[Recorded data]:
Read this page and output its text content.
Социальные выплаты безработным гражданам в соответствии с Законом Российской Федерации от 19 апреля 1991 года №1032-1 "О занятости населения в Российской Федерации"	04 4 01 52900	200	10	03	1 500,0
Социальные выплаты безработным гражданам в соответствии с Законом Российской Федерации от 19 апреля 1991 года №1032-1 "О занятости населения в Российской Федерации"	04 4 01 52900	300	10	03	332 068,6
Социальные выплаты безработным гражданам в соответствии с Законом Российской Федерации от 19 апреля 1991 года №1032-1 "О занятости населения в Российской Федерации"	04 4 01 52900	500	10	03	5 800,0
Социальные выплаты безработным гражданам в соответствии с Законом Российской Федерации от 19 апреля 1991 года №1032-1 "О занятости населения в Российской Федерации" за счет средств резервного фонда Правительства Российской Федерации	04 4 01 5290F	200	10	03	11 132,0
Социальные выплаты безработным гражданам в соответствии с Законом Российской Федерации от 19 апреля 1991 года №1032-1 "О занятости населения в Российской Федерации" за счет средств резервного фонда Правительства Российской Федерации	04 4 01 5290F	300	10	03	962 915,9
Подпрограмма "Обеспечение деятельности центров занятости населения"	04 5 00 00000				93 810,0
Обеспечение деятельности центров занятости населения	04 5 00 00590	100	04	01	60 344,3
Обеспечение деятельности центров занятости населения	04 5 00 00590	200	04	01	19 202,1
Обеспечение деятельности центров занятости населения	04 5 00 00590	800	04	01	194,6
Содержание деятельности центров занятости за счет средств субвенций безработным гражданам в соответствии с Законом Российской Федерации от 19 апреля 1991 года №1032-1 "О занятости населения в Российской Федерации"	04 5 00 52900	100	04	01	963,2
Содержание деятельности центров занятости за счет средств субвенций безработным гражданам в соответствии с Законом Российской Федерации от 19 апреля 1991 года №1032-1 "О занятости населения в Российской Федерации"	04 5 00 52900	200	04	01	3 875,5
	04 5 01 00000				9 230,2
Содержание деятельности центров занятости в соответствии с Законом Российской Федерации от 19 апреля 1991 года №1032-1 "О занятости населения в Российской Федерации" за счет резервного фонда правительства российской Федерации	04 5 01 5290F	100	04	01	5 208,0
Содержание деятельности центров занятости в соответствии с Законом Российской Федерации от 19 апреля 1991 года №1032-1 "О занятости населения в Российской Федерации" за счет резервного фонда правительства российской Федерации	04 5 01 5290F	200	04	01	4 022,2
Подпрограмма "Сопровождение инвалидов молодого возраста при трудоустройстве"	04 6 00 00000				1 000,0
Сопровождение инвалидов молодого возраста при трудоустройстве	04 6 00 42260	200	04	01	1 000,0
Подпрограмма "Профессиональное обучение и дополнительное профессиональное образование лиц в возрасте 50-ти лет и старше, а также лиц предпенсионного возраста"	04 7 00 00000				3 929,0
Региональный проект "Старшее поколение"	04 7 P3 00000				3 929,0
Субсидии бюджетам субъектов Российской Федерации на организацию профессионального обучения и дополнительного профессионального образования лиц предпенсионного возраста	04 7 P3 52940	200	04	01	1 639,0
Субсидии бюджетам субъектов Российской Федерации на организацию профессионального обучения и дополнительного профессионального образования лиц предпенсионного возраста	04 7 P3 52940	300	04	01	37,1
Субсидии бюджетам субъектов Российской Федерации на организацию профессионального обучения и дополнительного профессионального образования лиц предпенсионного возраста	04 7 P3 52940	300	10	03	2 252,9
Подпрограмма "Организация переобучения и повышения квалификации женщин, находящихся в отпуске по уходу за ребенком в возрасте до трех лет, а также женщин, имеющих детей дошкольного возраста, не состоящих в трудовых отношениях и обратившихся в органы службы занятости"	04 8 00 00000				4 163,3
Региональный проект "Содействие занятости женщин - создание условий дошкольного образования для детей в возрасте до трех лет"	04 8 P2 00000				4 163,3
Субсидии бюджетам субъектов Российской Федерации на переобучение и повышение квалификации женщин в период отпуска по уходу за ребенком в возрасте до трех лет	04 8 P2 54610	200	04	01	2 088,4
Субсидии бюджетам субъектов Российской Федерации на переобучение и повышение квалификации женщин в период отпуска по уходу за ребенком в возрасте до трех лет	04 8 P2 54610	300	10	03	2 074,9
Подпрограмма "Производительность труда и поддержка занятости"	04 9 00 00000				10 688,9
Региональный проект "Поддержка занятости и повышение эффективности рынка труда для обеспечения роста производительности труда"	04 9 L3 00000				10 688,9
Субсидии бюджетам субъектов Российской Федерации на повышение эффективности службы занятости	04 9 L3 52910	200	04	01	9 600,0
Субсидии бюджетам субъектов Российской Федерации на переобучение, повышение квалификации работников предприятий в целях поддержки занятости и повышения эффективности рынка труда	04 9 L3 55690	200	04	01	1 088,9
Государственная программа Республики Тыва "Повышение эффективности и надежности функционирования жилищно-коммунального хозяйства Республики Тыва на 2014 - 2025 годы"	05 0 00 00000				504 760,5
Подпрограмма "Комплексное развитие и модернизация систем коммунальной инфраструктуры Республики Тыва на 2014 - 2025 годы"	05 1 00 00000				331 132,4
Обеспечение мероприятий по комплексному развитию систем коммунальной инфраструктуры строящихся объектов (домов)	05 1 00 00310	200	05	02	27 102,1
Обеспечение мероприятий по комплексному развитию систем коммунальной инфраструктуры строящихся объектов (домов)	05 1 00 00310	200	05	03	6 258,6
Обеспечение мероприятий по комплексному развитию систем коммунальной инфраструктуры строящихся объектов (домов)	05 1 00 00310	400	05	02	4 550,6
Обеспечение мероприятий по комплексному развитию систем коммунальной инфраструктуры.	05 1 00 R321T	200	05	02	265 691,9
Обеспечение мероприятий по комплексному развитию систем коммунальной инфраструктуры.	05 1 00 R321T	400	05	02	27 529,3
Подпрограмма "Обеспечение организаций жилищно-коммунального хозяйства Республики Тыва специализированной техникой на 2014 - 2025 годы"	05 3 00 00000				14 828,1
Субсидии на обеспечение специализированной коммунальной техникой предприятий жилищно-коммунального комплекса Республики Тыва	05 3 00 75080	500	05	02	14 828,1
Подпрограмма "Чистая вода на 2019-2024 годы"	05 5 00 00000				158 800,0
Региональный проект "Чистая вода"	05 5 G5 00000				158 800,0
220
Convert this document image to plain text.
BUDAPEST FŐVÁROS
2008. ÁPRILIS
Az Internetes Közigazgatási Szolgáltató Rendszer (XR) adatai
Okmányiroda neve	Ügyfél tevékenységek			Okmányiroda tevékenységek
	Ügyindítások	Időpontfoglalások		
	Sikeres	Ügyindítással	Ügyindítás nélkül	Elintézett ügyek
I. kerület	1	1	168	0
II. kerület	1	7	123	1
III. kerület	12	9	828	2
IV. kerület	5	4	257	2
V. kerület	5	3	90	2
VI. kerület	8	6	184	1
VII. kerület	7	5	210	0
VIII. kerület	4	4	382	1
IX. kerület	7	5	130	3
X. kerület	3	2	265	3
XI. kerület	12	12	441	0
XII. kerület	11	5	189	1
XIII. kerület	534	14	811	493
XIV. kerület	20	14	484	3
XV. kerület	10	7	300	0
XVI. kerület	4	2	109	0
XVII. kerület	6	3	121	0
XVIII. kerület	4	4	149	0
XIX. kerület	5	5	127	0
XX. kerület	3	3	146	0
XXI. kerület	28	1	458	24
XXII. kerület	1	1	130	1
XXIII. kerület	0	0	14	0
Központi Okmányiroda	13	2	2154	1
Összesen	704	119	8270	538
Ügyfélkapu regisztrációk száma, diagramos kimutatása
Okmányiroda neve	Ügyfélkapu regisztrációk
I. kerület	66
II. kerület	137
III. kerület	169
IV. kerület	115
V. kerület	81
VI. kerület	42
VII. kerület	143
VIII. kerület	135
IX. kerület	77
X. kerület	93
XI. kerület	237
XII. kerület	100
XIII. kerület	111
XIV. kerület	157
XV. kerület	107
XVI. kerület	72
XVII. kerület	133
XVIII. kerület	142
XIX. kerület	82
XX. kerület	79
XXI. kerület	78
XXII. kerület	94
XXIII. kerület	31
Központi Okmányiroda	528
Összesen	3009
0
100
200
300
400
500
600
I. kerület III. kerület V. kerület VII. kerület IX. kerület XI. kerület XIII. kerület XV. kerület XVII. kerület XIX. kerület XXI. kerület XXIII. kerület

[Stated goal]: Using the records above, select and copy every line that has the word "эффективности".

[In response]:
Региональный проект "Поддержка занятости и повышение эффективности рынка труда для обеспечения роста производительности труда"	04 9 L3 00000				10 688,9
Субсидии бюджетам субъектов Российской Федерации на повышение эффективности службы занятости	04 9 L3 52910	200	04	01	9 600,0
Субсидии бюджетам субъектов Российской Федерации на переобучение, повышение квалификации работников предприятий в целях поддержки занятости и повышения эффективности рынка труда	04 9 L3 55690	200	04	01	1 088,9
Государственная программа Республики Тыва "Повышение эффективности и надежности функционирования жилищно-коммунального хозяйства Республики Тыва на 2014 - 2025 годы"	05 0 00 00000				504 760,5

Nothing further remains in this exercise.